begin Data provided

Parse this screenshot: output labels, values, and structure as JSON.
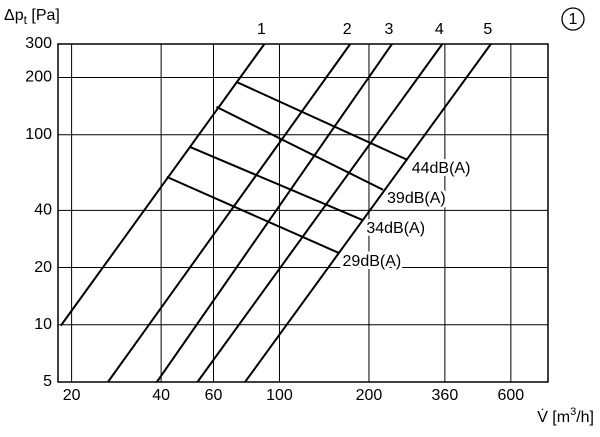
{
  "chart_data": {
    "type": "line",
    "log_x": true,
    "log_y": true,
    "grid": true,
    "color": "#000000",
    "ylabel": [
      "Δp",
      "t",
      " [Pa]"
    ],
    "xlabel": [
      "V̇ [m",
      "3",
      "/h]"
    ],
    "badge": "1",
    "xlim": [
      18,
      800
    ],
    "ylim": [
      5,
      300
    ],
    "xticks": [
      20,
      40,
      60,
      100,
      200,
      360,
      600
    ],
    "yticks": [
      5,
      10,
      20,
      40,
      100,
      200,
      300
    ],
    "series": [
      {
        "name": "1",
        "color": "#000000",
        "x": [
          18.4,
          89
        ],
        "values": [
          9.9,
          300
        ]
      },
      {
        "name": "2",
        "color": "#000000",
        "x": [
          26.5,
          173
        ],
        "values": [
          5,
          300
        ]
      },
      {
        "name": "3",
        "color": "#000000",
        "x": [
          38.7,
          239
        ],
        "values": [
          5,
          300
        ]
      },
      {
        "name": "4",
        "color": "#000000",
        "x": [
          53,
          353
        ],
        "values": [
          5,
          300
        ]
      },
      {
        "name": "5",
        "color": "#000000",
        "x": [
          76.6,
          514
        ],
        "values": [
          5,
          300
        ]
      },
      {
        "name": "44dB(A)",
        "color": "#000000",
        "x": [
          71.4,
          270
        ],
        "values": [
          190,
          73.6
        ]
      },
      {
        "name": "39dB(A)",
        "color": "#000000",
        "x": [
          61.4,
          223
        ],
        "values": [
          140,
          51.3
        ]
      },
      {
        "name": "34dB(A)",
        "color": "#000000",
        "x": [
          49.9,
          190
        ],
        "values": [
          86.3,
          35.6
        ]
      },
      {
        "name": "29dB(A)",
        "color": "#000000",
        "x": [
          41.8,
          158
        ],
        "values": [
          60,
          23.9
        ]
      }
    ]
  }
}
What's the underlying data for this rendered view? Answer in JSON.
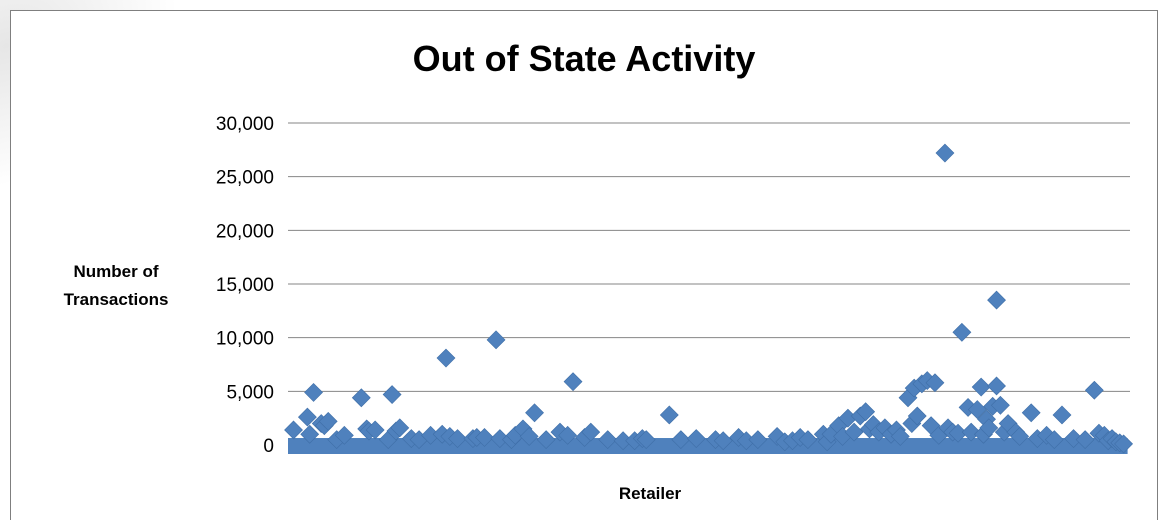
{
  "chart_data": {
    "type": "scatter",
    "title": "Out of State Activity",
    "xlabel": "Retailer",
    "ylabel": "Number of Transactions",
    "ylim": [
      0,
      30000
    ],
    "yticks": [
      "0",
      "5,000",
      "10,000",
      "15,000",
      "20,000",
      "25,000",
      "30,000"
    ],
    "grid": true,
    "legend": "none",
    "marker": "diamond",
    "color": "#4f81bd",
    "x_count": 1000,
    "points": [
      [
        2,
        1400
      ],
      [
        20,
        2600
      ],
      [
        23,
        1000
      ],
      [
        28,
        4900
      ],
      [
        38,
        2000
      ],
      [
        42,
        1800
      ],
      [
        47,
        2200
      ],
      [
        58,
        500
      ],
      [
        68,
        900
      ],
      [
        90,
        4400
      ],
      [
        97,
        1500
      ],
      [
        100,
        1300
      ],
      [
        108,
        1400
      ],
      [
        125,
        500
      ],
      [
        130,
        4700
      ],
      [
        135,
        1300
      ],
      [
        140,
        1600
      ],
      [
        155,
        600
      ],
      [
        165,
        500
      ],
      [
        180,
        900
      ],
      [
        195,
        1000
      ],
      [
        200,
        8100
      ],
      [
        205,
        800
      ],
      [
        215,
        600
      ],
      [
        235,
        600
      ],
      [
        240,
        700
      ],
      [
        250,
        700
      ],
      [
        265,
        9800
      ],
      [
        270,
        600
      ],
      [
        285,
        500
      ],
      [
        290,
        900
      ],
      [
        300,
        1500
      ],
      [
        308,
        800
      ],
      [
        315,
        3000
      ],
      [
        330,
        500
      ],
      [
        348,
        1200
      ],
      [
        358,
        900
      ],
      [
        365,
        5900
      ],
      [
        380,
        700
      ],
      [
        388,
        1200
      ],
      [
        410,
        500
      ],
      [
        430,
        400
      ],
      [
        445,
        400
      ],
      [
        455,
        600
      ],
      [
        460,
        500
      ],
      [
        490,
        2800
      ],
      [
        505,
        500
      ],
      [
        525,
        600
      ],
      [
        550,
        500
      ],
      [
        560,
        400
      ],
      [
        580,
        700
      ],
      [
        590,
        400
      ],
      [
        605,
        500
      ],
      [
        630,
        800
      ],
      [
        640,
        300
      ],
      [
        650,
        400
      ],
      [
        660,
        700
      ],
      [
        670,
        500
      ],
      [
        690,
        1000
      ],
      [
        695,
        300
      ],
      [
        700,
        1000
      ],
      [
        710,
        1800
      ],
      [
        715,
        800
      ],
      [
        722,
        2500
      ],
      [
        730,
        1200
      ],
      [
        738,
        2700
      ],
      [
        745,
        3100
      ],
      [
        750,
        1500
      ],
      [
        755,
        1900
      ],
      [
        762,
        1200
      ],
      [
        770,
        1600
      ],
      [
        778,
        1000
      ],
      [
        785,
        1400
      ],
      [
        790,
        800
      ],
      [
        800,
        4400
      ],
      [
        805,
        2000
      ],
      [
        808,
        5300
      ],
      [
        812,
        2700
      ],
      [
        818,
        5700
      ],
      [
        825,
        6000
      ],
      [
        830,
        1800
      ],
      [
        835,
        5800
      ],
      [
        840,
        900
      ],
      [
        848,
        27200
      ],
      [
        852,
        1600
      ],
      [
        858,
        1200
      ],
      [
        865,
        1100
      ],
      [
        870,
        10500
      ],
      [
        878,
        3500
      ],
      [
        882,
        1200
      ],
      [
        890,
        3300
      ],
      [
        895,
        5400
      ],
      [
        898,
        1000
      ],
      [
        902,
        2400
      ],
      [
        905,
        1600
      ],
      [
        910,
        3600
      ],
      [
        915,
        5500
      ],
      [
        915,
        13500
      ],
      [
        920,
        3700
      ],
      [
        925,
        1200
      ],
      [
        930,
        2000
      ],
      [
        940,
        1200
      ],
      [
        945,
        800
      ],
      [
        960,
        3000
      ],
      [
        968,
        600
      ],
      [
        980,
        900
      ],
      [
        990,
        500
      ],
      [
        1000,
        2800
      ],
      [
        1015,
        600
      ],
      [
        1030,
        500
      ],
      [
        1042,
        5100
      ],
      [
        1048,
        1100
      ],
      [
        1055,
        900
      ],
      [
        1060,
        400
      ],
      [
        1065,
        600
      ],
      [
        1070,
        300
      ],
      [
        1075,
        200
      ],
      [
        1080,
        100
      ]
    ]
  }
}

end Data provided

The data above should be repeated exactly, minus any pictures.

Parse this screenshot: output labels, values, and structure as JSON.
{
  "chart_data": {
    "type": "line",
    "log_x": true,
    "log_y": true,
    "grid": true,
    "color": "#000000",
    "ylabel": [
      "Δp",
      "t",
      " [Pa]"
    ],
    "xlabel": [
      "V̇ [m",
      "3",
      "/h]"
    ],
    "badge": "1",
    "xlim": [
      18,
      800
    ],
    "ylim": [
      5,
      300
    ],
    "xticks": [
      20,
      40,
      60,
      100,
      200,
      360,
      600
    ],
    "yticks": [
      5,
      10,
      20,
      40,
      100,
      200,
      300
    ],
    "series": [
      {
        "name": "1",
        "color": "#000000",
        "x": [
          18.4,
          89
        ],
        "values": [
          9.9,
          300
        ]
      },
      {
        "name": "2",
        "color": "#000000",
        "x": [
          26.5,
          173
        ],
        "values": [
          5,
          300
        ]
      },
      {
        "name": "3",
        "color": "#000000",
        "x": [
          38.7,
          239
        ],
        "values": [
          5,
          300
        ]
      },
      {
        "name": "4",
        "color": "#000000",
        "x": [
          53,
          353
        ],
        "values": [
          5,
          300
        ]
      },
      {
        "name": "5",
        "color": "#000000",
        "x": [
          76.6,
          514
        ],
        "values": [
          5,
          300
        ]
      },
      {
        "name": "44dB(A)",
        "color": "#000000",
        "x": [
          71.4,
          270
        ],
        "values": [
          190,
          73.6
        ]
      },
      {
        "name": "39dB(A)",
        "color": "#000000",
        "x": [
          61.4,
          223
        ],
        "values": [
          140,
          51.3
        ]
      },
      {
        "name": "34dB(A)",
        "color": "#000000",
        "x": [
          49.9,
          190
        ],
        "values": [
          86.3,
          35.6
        ]
      },
      {
        "name": "29dB(A)",
        "color": "#000000",
        "x": [
          41.8,
          158
        ],
        "values": [
          60,
          23.9
        ]
      }
    ]
  }
}
What's the underlying data for this rendered view? Answer in JSON.
{
  "chart_data": {
    "type": "scatter",
    "title": "Out of State Activity",
    "xlabel": "Retailer",
    "ylabel": "Number of Transactions",
    "ylim": [
      0,
      30000
    ],
    "yticks": [
      "0",
      "5,000",
      "10,000",
      "15,000",
      "20,000",
      "25,000",
      "30,000"
    ],
    "grid": true,
    "legend": "none",
    "marker": "diamond",
    "color": "#4f81bd",
    "x_count": 1000,
    "points": [
      [
        2,
        1400
      ],
      [
        20,
        2600
      ],
      [
        23,
        1000
      ],
      [
        28,
        4900
      ],
      [
        38,
        2000
      ],
      [
        42,
        1800
      ],
      [
        47,
        2200
      ],
      [
        58,
        500
      ],
      [
        68,
        900
      ],
      [
        90,
        4400
      ],
      [
        97,
        1500
      ],
      [
        100,
        1300
      ],
      [
        108,
        1400
      ],
      [
        125,
        500
      ],
      [
        130,
        4700
      ],
      [
        135,
        1300
      ],
      [
        140,
        1600
      ],
      [
        155,
        600
      ],
      [
        165,
        500
      ],
      [
        180,
        900
      ],
      [
        195,
        1000
      ],
      [
        200,
        8100
      ],
      [
        205,
        800
      ],
      [
        215,
        600
      ],
      [
        235,
        600
      ],
      [
        240,
        700
      ],
      [
        250,
        700
      ],
      [
        265,
        9800
      ],
      [
        270,
        600
      ],
      [
        285,
        500
      ],
      [
        290,
        900
      ],
      [
        300,
        1500
      ],
      [
        308,
        800
      ],
      [
        315,
        3000
      ],
      [
        330,
        500
      ],
      [
        348,
        1200
      ],
      [
        358,
        900
      ],
      [
        365,
        5900
      ],
      [
        380,
        700
      ],
      [
        388,
        1200
      ],
      [
        410,
        500
      ],
      [
        430,
        400
      ],
      [
        445,
        400
      ],
      [
        455,
        600
      ],
      [
        460,
        500
      ],
      [
        490,
        2800
      ],
      [
        505,
        500
      ],
      [
        525,
        600
      ],
      [
        550,
        500
      ],
      [
        560,
        400
      ],
      [
        580,
        700
      ],
      [
        590,
        400
      ],
      [
        605,
        500
      ],
      [
        630,
        800
      ],
      [
        640,
        300
      ],
      [
        650,
        400
      ],
      [
        660,
        700
      ],
      [
        670,
        500
      ],
      [
        690,
        1000
      ],
      [
        695,
        300
      ],
      [
        700,
        1000
      ],
      [
        710,
        1800
      ],
      [
        715,
        800
      ],
      [
        722,
        2500
      ],
      [
        730,
        1200
      ],
      [
        738,
        2700
      ],
      [
        745,
        3100
      ],
      [
        750,
        1500
      ],
      [
        755,
        1900
      ],
      [
        762,
        1200
      ],
      [
        770,
        1600
      ],
      [
        778,
        1000
      ],
      [
        785,
        1400
      ],
      [
        790,
        800
      ],
      [
        800,
        4400
      ],
      [
        805,
        2000
      ],
      [
        808,
        5300
      ],
      [
        812,
        2700
      ],
      [
        818,
        5700
      ],
      [
        825,
        6000
      ],
      [
        830,
        1800
      ],
      [
        835,
        5800
      ],
      [
        840,
        900
      ],
      [
        848,
        27200
      ],
      [
        852,
        1600
      ],
      [
        858,
        1200
      ],
      [
        865,
        1100
      ],
      [
        870,
        10500
      ],
      [
        878,
        3500
      ],
      [
        882,
        1200
      ],
      [
        890,
        3300
      ],
      [
        895,
        5400
      ],
      [
        898,
        1000
      ],
      [
        902,
        2400
      ],
      [
        905,
        1600
      ],
      [
        910,
        3600
      ],
      [
        915,
        5500
      ],
      [
        915,
        13500
      ],
      [
        920,
        3700
      ],
      [
        925,
        1200
      ],
      [
        930,
        2000
      ],
      [
        940,
        1200
      ],
      [
        945,
        800
      ],
      [
        960,
        3000
      ],
      [
        968,
        600
      ],
      [
        980,
        900
      ],
      [
        990,
        500
      ],
      [
        1000,
        2800
      ],
      [
        1015,
        600
      ],
      [
        1030,
        500
      ],
      [
        1042,
        5100
      ],
      [
        1048,
        1100
      ],
      [
        1055,
        900
      ],
      [
        1060,
        400
      ],
      [
        1065,
        600
      ],
      [
        1070,
        300
      ],
      [
        1075,
        200
      ],
      [
        1080,
        100
      ]
    ]
  }
}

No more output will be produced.